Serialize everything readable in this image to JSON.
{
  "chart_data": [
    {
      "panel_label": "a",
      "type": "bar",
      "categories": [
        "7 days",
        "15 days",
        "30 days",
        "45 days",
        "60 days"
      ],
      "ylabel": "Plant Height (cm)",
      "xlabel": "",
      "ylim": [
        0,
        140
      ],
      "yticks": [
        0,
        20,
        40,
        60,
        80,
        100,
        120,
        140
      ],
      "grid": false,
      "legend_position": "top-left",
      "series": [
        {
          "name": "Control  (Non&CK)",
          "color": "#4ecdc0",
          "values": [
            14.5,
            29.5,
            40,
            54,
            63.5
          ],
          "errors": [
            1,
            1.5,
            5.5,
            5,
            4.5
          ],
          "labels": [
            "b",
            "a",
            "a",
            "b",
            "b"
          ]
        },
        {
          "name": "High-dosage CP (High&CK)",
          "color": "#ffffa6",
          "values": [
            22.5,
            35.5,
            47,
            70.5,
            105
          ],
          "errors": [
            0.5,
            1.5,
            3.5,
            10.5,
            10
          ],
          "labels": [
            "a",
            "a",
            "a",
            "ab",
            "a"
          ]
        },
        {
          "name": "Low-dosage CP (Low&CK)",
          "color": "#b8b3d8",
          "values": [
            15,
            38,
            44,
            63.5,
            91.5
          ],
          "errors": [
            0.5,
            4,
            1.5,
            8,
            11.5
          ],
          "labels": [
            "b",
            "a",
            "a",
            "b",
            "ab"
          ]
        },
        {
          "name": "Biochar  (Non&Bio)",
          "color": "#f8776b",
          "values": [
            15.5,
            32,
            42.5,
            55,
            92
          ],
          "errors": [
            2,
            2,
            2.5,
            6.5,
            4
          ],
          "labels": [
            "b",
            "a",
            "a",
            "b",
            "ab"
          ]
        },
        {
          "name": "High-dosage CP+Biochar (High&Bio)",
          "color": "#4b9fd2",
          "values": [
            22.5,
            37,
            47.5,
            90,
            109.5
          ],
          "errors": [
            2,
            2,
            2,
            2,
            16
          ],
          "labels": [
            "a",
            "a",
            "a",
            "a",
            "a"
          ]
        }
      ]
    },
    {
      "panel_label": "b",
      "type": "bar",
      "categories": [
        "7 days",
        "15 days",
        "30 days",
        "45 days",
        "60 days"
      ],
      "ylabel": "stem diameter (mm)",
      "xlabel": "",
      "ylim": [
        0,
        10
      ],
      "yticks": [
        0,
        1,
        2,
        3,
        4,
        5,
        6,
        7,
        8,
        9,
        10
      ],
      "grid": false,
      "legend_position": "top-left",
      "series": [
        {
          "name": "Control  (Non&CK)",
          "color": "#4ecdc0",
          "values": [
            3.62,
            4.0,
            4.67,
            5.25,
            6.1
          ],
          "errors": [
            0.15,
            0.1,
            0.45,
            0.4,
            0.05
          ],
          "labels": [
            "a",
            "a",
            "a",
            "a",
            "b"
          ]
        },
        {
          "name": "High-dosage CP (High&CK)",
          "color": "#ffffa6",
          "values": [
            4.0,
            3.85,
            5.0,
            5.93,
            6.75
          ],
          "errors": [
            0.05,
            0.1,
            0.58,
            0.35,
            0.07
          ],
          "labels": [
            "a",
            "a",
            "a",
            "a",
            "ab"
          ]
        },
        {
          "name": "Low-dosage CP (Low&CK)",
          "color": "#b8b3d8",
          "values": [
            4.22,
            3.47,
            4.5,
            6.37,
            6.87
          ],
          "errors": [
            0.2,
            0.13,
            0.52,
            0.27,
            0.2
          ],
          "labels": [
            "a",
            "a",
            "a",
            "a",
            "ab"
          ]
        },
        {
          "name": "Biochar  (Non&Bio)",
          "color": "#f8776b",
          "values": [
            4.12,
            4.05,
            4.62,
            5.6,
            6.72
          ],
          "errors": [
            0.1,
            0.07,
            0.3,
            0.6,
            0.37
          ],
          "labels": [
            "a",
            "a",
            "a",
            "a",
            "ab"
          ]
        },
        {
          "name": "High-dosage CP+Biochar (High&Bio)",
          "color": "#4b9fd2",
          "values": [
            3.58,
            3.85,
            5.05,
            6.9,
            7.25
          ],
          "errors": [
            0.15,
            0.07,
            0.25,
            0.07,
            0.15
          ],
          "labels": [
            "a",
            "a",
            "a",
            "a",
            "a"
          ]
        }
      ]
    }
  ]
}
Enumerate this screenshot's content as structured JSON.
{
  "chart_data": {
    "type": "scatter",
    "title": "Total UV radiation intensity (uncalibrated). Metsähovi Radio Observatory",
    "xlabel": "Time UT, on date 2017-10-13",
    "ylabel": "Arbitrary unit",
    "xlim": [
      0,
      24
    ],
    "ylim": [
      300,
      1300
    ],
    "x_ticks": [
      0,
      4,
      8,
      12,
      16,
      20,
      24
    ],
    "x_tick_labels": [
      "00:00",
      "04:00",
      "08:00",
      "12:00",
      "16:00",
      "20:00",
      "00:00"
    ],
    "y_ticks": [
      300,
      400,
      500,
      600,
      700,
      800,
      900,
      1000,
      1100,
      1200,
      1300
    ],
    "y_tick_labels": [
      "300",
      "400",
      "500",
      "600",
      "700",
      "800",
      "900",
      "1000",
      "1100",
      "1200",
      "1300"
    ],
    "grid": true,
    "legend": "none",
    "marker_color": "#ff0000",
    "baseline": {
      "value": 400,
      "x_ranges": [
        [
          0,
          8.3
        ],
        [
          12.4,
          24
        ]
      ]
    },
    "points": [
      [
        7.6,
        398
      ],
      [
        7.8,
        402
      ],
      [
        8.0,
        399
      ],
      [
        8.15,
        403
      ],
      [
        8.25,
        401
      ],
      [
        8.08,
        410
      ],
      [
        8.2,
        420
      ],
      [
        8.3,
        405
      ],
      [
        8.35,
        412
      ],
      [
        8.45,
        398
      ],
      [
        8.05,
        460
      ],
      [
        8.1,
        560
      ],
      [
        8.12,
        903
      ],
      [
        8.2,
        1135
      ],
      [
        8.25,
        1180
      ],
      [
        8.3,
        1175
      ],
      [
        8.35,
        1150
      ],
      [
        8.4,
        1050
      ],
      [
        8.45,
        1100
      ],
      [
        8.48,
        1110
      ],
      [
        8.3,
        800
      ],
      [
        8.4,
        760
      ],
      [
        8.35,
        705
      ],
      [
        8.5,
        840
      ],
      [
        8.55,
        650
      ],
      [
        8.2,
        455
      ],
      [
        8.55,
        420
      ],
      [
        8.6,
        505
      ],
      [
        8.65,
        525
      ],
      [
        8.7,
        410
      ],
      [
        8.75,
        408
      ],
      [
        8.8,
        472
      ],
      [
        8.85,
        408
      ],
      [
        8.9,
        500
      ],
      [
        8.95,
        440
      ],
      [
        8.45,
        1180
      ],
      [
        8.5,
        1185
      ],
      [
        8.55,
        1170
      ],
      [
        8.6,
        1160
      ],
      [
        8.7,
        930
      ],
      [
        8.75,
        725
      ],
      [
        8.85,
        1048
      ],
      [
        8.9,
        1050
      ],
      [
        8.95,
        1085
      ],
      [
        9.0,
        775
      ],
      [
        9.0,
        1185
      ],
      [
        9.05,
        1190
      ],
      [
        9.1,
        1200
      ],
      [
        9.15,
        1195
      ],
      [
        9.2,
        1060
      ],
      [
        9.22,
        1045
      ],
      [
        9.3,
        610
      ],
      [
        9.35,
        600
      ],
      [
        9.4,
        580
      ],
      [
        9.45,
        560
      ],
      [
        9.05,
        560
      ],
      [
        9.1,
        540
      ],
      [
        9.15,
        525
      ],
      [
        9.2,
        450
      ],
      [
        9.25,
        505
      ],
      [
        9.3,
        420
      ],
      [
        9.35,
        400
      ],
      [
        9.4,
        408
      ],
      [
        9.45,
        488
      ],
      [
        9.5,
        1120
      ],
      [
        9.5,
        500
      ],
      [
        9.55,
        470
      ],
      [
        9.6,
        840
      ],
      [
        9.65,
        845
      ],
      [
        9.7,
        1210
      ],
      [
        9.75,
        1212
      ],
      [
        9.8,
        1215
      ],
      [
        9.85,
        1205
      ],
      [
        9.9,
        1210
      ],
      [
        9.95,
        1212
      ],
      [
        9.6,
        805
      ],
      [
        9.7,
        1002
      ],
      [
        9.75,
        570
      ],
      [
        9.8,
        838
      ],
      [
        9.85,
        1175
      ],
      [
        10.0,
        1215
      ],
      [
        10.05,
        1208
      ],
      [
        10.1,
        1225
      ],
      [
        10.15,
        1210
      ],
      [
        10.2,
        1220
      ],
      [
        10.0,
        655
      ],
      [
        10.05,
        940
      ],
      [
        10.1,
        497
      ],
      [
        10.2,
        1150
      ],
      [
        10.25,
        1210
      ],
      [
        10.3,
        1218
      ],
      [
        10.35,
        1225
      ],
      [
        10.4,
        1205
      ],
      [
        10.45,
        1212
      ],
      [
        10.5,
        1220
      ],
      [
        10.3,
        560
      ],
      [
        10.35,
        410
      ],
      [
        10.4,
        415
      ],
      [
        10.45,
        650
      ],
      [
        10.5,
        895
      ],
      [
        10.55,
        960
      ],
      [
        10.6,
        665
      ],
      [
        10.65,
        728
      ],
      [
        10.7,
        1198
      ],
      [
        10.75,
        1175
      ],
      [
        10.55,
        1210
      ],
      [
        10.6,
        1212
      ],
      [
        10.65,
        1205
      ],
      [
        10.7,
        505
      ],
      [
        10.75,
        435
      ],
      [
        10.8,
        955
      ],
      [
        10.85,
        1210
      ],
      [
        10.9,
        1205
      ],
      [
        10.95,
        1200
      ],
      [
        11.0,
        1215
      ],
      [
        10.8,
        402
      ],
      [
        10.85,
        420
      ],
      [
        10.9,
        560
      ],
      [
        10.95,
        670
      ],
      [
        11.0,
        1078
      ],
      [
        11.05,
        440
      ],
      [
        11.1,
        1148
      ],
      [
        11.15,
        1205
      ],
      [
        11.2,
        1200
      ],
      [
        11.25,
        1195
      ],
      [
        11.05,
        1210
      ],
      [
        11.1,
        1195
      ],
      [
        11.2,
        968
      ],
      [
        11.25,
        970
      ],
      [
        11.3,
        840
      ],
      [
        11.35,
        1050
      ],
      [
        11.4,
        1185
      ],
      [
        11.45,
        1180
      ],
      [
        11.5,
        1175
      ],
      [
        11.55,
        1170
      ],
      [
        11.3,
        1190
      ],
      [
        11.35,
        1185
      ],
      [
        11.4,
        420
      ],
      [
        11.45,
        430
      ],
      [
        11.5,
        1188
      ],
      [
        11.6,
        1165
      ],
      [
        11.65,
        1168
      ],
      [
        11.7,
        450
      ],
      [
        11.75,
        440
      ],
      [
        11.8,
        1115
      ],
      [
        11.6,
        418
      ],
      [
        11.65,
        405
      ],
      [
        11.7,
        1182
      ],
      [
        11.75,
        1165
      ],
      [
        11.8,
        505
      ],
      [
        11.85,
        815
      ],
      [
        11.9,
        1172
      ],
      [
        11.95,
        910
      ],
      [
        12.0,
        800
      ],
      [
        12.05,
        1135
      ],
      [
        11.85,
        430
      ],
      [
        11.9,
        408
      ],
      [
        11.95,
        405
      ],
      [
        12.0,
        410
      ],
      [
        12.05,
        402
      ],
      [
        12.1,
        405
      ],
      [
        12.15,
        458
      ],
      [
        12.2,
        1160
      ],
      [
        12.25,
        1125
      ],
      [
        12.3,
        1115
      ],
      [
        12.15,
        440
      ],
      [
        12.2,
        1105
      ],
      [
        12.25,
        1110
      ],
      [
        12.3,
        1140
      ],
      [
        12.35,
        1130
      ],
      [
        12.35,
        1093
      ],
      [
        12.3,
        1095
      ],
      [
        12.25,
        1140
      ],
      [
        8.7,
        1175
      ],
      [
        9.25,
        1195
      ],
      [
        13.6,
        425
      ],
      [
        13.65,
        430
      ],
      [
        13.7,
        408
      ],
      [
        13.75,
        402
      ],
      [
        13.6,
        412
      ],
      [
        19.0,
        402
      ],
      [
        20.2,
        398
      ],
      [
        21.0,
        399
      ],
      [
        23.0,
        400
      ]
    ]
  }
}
★ ★ ★ ★ ★ ★ ★
What the task asks
Identify the lines in the records above that contain the word "JSON", then state how many there are and nothing more.

Exercise solution
2